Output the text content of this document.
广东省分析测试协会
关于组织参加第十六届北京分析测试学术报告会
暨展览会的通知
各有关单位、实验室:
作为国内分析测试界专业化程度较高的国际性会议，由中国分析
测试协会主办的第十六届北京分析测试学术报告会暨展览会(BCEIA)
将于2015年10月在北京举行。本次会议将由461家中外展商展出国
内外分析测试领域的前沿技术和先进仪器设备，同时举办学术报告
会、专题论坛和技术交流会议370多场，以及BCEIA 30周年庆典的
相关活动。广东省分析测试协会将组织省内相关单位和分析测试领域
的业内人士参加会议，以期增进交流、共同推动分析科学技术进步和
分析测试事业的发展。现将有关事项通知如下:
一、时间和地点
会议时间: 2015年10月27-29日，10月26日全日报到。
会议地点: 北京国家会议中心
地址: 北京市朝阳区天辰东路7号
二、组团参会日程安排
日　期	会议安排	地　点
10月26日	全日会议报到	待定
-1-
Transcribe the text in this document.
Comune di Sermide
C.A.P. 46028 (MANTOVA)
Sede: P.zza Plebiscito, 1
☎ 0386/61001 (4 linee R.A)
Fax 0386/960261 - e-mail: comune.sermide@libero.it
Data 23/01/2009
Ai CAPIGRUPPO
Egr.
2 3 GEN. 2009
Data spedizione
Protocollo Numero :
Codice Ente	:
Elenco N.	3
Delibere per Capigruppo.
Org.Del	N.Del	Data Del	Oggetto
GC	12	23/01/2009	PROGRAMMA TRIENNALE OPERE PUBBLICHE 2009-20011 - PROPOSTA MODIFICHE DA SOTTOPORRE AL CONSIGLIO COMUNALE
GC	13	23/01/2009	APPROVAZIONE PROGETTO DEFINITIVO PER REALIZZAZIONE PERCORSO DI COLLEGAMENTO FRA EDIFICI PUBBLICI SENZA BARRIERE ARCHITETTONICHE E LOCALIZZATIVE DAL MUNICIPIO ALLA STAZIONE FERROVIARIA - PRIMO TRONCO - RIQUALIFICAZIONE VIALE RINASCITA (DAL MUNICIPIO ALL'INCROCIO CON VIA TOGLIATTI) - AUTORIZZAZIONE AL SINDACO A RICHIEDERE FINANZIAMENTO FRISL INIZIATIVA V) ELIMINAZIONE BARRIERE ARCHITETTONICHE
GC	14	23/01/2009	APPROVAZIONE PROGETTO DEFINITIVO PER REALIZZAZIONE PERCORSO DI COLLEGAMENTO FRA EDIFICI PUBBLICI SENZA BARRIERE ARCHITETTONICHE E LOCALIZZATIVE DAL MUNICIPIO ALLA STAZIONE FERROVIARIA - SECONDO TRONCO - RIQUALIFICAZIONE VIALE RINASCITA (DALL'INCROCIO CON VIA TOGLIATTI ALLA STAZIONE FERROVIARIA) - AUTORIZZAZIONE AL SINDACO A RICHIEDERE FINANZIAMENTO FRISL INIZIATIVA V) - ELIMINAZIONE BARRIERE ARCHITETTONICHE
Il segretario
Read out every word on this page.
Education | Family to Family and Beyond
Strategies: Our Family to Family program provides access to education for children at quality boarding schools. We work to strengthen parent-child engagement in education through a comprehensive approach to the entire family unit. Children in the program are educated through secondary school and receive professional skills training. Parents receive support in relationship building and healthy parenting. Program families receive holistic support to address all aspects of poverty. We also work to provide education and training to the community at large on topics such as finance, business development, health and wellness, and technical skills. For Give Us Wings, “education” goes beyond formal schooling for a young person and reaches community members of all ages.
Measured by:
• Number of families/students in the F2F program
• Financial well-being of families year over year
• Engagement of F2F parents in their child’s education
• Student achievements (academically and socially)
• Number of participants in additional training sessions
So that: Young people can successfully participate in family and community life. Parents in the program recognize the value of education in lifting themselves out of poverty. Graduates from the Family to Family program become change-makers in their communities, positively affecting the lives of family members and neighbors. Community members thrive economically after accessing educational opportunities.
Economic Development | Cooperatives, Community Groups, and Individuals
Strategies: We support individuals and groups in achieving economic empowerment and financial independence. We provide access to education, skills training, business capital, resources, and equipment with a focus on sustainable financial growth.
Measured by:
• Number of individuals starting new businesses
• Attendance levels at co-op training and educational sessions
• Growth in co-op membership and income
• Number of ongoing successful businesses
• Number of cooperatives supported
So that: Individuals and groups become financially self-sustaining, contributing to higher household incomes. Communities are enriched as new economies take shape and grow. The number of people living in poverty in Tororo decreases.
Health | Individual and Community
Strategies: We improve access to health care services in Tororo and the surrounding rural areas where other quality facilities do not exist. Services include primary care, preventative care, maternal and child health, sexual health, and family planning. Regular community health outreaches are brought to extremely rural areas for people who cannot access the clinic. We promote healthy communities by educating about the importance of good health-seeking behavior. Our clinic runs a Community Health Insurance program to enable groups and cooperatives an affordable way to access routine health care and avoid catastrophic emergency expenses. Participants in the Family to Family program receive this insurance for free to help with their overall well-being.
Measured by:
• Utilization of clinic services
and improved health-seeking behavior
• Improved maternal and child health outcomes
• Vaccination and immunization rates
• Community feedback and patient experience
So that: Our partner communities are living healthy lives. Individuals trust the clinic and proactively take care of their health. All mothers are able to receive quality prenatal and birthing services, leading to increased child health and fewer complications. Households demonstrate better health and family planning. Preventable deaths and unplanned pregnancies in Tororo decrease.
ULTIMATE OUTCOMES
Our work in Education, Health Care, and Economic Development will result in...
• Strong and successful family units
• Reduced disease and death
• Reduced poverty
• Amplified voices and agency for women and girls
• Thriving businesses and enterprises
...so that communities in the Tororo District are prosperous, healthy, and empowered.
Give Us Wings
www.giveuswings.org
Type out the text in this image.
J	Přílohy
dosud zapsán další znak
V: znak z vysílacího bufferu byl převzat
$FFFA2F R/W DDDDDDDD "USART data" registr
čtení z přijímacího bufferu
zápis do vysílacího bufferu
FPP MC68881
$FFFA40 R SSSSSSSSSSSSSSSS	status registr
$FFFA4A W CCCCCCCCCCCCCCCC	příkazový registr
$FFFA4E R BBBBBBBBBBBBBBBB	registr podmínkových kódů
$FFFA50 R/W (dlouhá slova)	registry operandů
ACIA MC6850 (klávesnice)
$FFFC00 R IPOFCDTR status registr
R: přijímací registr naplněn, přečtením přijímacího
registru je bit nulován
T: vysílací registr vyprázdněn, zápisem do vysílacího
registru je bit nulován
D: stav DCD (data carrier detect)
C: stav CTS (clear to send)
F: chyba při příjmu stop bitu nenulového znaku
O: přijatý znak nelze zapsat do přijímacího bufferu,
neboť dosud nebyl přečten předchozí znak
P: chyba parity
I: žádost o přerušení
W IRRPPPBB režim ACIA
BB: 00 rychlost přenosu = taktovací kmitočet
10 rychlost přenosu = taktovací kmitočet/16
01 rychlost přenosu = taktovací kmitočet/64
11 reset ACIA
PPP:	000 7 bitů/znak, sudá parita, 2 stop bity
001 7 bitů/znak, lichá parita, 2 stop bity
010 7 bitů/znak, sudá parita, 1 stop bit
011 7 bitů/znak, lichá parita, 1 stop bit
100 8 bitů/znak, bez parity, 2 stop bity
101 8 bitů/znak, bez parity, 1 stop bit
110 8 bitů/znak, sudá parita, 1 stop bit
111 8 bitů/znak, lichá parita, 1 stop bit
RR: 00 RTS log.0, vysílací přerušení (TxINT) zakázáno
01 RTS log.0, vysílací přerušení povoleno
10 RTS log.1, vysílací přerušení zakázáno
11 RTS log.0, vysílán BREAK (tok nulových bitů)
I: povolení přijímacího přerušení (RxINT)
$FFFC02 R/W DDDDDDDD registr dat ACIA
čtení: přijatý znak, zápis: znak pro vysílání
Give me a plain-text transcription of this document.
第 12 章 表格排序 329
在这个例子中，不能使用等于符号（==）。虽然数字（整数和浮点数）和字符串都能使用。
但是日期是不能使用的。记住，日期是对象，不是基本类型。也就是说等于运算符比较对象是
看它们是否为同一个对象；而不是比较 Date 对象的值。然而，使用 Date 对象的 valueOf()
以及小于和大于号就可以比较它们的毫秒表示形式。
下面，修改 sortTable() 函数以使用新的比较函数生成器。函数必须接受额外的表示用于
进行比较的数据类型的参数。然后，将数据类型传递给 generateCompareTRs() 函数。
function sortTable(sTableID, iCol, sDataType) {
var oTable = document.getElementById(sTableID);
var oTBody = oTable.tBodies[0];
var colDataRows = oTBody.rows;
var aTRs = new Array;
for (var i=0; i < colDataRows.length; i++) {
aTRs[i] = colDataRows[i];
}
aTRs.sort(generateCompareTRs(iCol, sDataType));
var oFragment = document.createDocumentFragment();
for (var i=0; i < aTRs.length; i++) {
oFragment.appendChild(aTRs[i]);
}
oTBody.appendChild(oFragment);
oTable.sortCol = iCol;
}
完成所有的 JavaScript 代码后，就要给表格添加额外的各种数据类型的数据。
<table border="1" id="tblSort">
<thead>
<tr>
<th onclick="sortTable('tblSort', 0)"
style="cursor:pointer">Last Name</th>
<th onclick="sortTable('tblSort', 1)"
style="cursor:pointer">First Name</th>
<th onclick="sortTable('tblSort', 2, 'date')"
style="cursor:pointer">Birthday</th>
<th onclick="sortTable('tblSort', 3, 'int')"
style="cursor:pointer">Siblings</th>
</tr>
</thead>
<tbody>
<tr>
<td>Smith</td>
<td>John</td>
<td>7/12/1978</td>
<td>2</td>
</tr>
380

Written task
Copy out each line that contains the word "FRISL".

The completed task
GC	13	23/01/2009	APPROVAZIONE PROGETTO DEFINITIVO PER REALIZZAZIONE PERCORSO DI COLLEGAMENTO FRA EDIFICI PUBBLICI SENZA BARRIERE ARCHITETTONICHE E LOCALIZZATIVE DAL MUNICIPIO ALLA STAZIONE FERROVIARIA - PRIMO TRONCO - RIQUALIFICAZIONE VIALE RINASCITA (DAL MUNICIPIO ALL'INCROCIO CON VIA TOGLIATTI) - AUTORIZZAZIONE AL SINDACO A RICHIEDERE FINANZIAMENTO FRISL INIZIATIVA V) ELIMINAZIONE BARRIERE ARCHITETTONICHE
GC	14	23/01/2009	APPROVAZIONE PROGETTO DEFINITIVO PER REALIZZAZIONE PERCORSO DI COLLEGAMENTO FRA EDIFICI PUBBLICI SENZA BARRIERE ARCHITETTONICHE E LOCALIZZATIVE DAL MUNICIPIO ALLA STAZIONE FERROVIARIA - SECONDO TRONCO - RIQUALIFICAZIONE VIALE RINASCITA (DALL'INCROCIO CON VIA TOGLIATTI ALLA STAZIONE FERROVIARIA) - AUTORIZZAZIONE AL SINDACO A RICHIEDERE FINANZIAMENTO FRISL INIZIATIVA V) - ELIMINAZIONE BARRIERE ARCHITETTONICHE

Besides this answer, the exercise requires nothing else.